# Start of Data excerpts

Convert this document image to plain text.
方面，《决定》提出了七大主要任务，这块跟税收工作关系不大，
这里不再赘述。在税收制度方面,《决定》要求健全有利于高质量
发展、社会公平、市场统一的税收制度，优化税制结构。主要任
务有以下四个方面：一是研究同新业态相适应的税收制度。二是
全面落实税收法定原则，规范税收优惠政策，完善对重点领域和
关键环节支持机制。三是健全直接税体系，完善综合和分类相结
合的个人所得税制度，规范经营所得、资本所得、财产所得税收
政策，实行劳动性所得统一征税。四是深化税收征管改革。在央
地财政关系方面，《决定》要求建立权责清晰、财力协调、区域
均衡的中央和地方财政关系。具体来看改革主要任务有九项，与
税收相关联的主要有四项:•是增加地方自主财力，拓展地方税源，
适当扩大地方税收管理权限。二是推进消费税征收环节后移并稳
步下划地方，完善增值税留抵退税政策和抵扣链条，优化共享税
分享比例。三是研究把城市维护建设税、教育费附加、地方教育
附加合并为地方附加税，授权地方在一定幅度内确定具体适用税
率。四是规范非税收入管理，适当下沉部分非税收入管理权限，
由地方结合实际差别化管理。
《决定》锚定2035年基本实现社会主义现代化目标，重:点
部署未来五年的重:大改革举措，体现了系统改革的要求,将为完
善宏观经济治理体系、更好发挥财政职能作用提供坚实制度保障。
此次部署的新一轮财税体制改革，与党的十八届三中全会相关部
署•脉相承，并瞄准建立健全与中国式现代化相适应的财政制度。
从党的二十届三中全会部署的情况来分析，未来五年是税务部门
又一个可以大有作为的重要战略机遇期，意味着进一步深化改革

# End of Data excerpts

--- Task instructions ---
Give the listing above again, word for word.

--- Correct answer ---
Convert this document image to plain text.
方面，《决定》提出了七大主要任务，这块跟税收工作关系不大，
这里不再赘述。在税收制度方面,《决定》要求健全有利于高质量
发展、社会公平、市场统一的税收制度，优化税制结构。主要任
务有以下四个方面：一是研究同新业态相适应的税收制度。二是
全面落实税收法定原则，规范税收优惠政策，完善对重点领域和
关键环节支持机制。三是健全直接税体系，完善综合和分类相结
合的个人所得税制度，规范经营所得、资本所得、财产所得税收
政策，实行劳动性所得统一征税。四是深化税收征管改革。在央
地财政关系方面，《决定》要求建立权责清晰、财力协调、区域
均衡的中央和地方财政关系。具体来看改革主要任务有九项，与
税收相关联的主要有四项:•是增加地方自主财力，拓展地方税源，
适当扩大地方税收管理权限。二是推进消费税征收环节后移并稳
步下划地方，完善增值税留抵退税政策和抵扣链条，优化共享税
分享比例。三是研究把城市维护建设税、教育费附加、地方教育
附加合并为地方附加税，授权地方在一定幅度内确定具体适用税
率。四是规范非税收入管理，适当下沉部分非税收入管理权限，
由地方结合实际差别化管理。
《决定》锚定2035年基本实现社会主义现代化目标，重:点
部署未来五年的重:大改革举措，体现了系统改革的要求,将为完
善宏观经济治理体系、更好发挥财政职能作用提供坚实制度保障。
此次部署的新一轮财税体制改革，与党的十八届三中全会相关部
署•脉相承，并瞄准建立健全与中国式现代化相适应的财政制度。
从党的二十届三中全会部署的情况来分析，未来五年是税务部门
又一个可以大有作为的重要战略机遇期，意味着进一步深化改革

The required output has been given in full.